» Objective: Copy every line in which the string "content" occurs.

------ Record excerpts ------

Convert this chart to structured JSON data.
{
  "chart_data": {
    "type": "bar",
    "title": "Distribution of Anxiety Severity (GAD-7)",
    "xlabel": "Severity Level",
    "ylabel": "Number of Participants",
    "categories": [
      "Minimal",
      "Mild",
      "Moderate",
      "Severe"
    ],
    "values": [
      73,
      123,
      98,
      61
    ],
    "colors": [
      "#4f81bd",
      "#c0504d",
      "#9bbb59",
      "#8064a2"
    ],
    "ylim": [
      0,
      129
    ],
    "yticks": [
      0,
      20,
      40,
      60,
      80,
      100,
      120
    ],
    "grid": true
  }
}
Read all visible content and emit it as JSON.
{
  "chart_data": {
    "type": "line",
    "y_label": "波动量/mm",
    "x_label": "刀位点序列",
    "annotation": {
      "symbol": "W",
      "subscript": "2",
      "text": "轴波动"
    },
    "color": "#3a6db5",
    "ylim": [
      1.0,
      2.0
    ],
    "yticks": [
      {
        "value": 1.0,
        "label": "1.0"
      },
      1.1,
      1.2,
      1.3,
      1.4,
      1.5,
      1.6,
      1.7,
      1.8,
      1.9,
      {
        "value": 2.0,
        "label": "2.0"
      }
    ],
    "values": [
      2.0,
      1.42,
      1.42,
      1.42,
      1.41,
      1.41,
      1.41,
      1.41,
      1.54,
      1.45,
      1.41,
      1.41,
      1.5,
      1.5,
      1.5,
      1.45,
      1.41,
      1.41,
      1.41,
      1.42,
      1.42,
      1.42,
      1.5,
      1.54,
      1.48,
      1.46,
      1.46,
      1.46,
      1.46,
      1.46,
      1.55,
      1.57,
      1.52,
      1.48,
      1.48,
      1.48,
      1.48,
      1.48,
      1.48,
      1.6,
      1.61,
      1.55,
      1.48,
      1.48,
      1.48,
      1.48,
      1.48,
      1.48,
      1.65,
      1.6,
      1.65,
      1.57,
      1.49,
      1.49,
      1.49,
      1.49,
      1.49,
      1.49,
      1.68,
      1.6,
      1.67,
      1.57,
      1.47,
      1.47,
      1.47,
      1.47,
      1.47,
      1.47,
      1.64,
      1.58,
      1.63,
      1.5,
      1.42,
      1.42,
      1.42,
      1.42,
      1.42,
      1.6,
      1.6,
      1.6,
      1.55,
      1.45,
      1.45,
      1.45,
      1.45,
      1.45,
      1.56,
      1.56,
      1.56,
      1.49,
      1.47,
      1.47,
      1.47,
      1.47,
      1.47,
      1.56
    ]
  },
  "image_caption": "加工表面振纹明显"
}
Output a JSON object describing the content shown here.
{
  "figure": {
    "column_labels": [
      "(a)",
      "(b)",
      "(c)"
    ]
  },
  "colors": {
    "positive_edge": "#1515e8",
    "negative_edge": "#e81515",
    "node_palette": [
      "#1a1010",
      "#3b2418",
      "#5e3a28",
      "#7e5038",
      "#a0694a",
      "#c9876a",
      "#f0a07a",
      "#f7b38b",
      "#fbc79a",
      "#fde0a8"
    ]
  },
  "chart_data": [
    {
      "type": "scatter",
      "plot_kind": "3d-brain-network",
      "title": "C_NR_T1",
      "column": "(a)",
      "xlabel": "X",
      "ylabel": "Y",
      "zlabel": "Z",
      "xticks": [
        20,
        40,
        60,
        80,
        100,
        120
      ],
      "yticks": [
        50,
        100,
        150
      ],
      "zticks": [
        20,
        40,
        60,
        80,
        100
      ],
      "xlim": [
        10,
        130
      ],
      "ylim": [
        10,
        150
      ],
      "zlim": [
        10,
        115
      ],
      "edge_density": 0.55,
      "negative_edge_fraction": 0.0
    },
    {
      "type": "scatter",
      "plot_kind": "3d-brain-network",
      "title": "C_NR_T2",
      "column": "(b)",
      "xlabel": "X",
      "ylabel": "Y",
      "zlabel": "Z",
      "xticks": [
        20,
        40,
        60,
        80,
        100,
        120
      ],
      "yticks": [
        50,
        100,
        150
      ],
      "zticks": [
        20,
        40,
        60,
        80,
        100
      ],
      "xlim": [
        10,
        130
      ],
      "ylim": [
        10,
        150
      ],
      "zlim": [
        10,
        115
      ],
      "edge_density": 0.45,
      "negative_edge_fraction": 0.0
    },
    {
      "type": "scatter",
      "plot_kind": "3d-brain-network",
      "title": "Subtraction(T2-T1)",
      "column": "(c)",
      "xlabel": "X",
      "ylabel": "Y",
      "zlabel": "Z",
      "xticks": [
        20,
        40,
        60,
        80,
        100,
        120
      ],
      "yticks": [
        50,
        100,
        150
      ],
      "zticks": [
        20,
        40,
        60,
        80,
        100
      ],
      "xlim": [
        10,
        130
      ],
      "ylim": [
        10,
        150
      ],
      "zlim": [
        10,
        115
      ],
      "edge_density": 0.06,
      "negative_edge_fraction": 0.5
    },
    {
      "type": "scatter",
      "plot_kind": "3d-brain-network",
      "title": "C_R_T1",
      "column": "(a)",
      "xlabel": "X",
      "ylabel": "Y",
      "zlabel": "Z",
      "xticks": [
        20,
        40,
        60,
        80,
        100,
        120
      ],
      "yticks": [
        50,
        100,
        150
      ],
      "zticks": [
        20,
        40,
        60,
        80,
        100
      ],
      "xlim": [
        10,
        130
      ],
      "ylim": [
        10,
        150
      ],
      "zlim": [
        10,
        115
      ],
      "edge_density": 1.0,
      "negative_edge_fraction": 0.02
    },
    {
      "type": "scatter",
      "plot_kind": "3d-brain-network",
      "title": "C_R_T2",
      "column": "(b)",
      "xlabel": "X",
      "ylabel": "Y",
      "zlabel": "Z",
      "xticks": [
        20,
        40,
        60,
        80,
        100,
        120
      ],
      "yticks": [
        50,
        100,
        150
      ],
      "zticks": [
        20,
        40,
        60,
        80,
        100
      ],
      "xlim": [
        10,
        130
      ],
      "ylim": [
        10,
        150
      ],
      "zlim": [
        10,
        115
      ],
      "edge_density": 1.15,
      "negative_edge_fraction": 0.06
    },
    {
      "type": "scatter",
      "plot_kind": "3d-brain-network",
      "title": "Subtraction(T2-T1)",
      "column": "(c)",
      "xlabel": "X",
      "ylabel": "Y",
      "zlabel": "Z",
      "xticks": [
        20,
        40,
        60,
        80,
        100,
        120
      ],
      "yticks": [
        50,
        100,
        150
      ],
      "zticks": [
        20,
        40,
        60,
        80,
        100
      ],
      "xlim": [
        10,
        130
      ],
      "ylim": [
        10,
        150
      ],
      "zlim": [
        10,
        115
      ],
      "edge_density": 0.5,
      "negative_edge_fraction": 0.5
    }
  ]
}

------

» Answer for this exercise:
Read all visible content and emit it as JSON.
Output a JSON object describing the content shown here.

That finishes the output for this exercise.